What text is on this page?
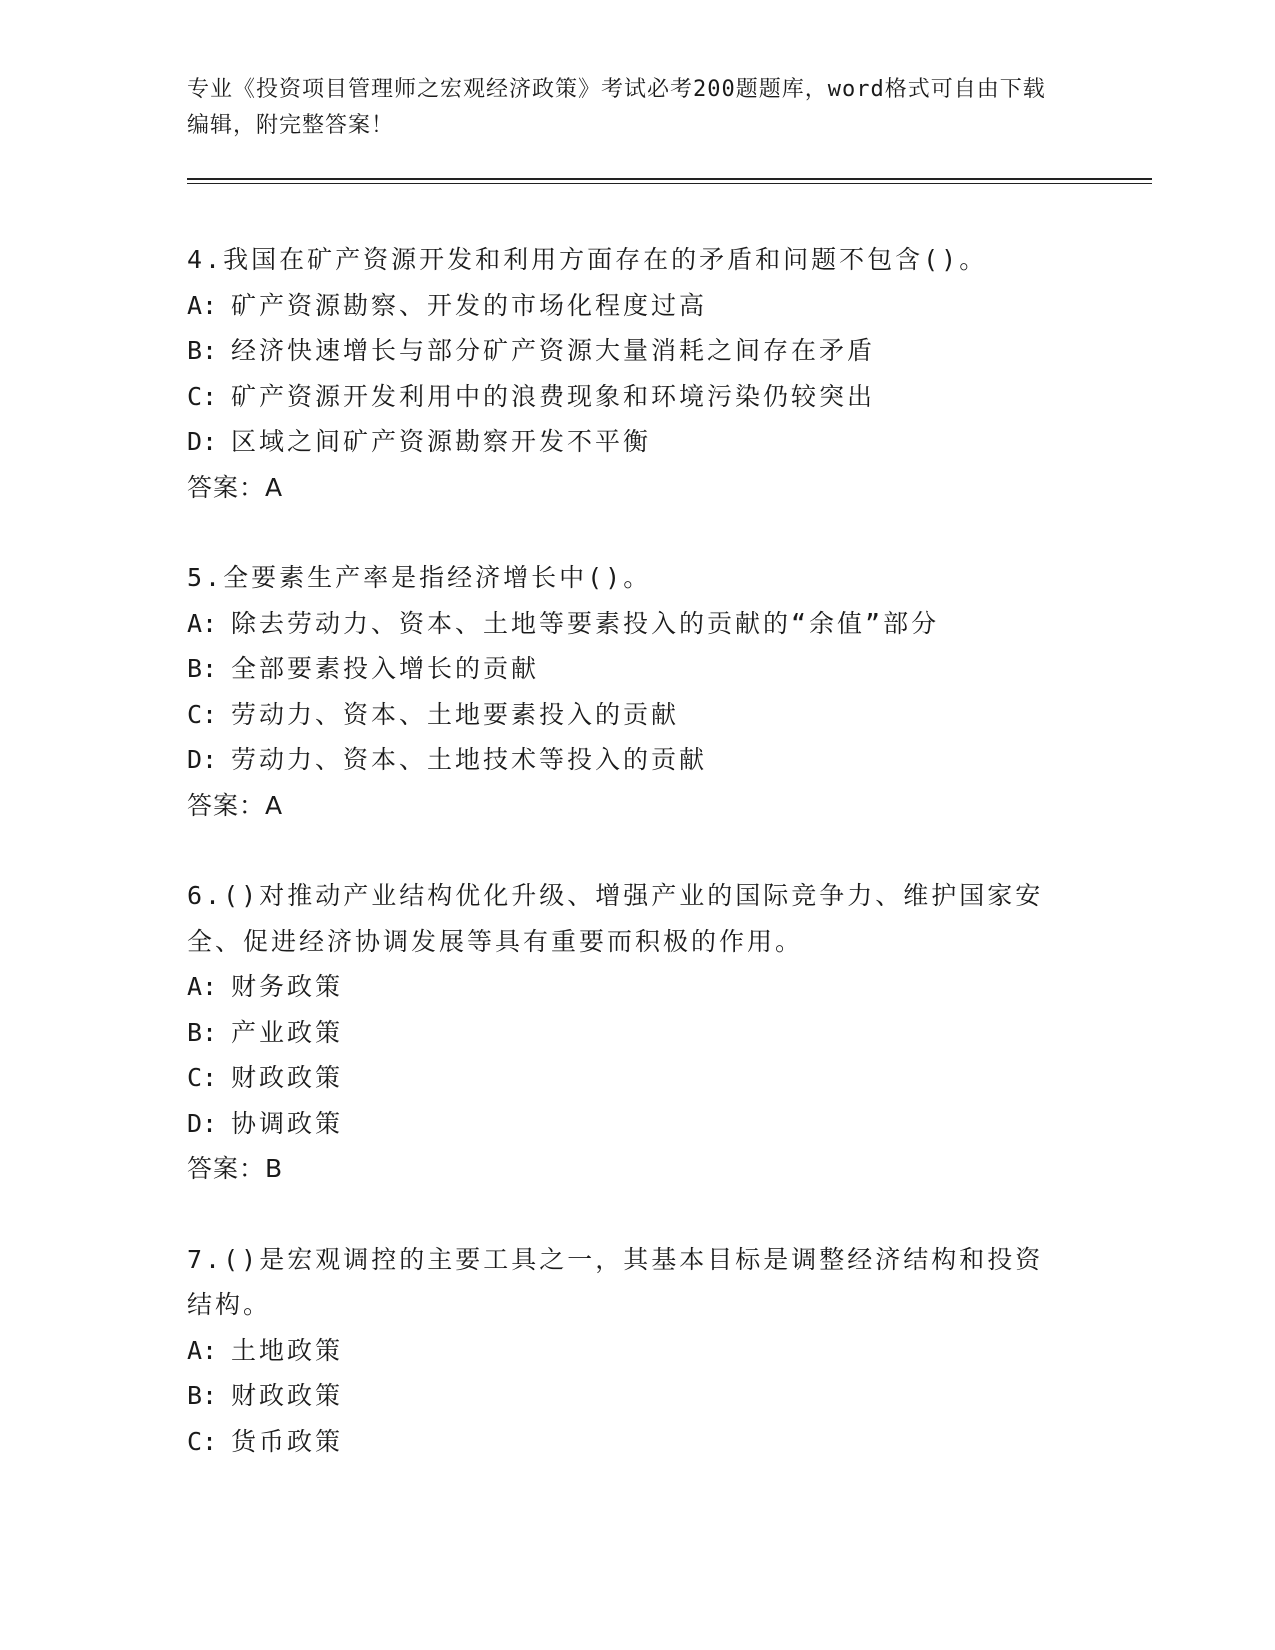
专业《投资项目管理师之宏观经济政策》考试必考200题题库，word格式可自由下载编辑，附完整答案！

4.我国在矿产资源开发和利用方面存在的矛盾和问题不包含()。

A: 矿产资源勘察、开发的市场化程度过高

B: 经济快速增长与部分矿产资源大量消耗之间存在矛盾

C: 矿产资源开发利用中的浪费现象和环境污染仍较突出

D: 区域之间矿产资源勘察开发不平衡

答案：A

5.全要素生产率是指经济增长中()。

A: 除去劳动力、资本、土地等要素投入的贡献的“余值”部分

B: 全部要素投入增长的贡献

C: 劳动力、资本、土地要素投入的贡献

D: 劳动力、资本、土地技术等投入的贡献

答案：A

6.()对推动产业结构优化升级、增强产业的国际竞争力、维护国家安全、促进经济协调发展等具有重要而积极的作用。

A: 财务政策

B: 产业政策

C: 财政政策

D: 协调政策

答案：B

7.()是宏观调控的主要工具之一，其基本目标是调整经济结构和投资结构。

A: 土地政策

B: 财政政策

C: 货币政策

══════════

[EXERCISE DESCRIPTION] Repeat the material above in full and exactly, omitting the pictures.

[WRITTEN RESPONSE]
What text is on this page?
专业《投资项目管理师之宏观经济政策》考试必考200题题库，word格式可自由下载编辑，附完整答案！

4.我国在矿产资源开发和利用方面存在的矛盾和问题不包含()。

A: 矿产资源勘察、开发的市场化程度过高

B: 经济快速增长与部分矿产资源大量消耗之间存在矛盾

C: 矿产资源开发利用中的浪费现象和环境污染仍较突出

D: 区域之间矿产资源勘察开发不平衡

答案：A

5.全要素生产率是指经济增长中()。

A: 除去劳动力、资本、土地等要素投入的贡献的“余值”部分

B: 全部要素投入增长的贡献

C: 劳动力、资本、土地要素投入的贡献

D: 劳动力、资本、土地技术等投入的贡献

答案：A

6.()对推动产业结构优化升级、增强产业的国际竞争力、维护国家安全、促进经济协调发展等具有重要而积极的作用。

A: 财务政策

B: 产业政策

C: 财政政策

D: 协调政策

答案：B

7.()是宏观调控的主要工具之一，其基本目标是调整经济结构和投资结构。

A: 土地政策

B: 财政政策

C: 货币政策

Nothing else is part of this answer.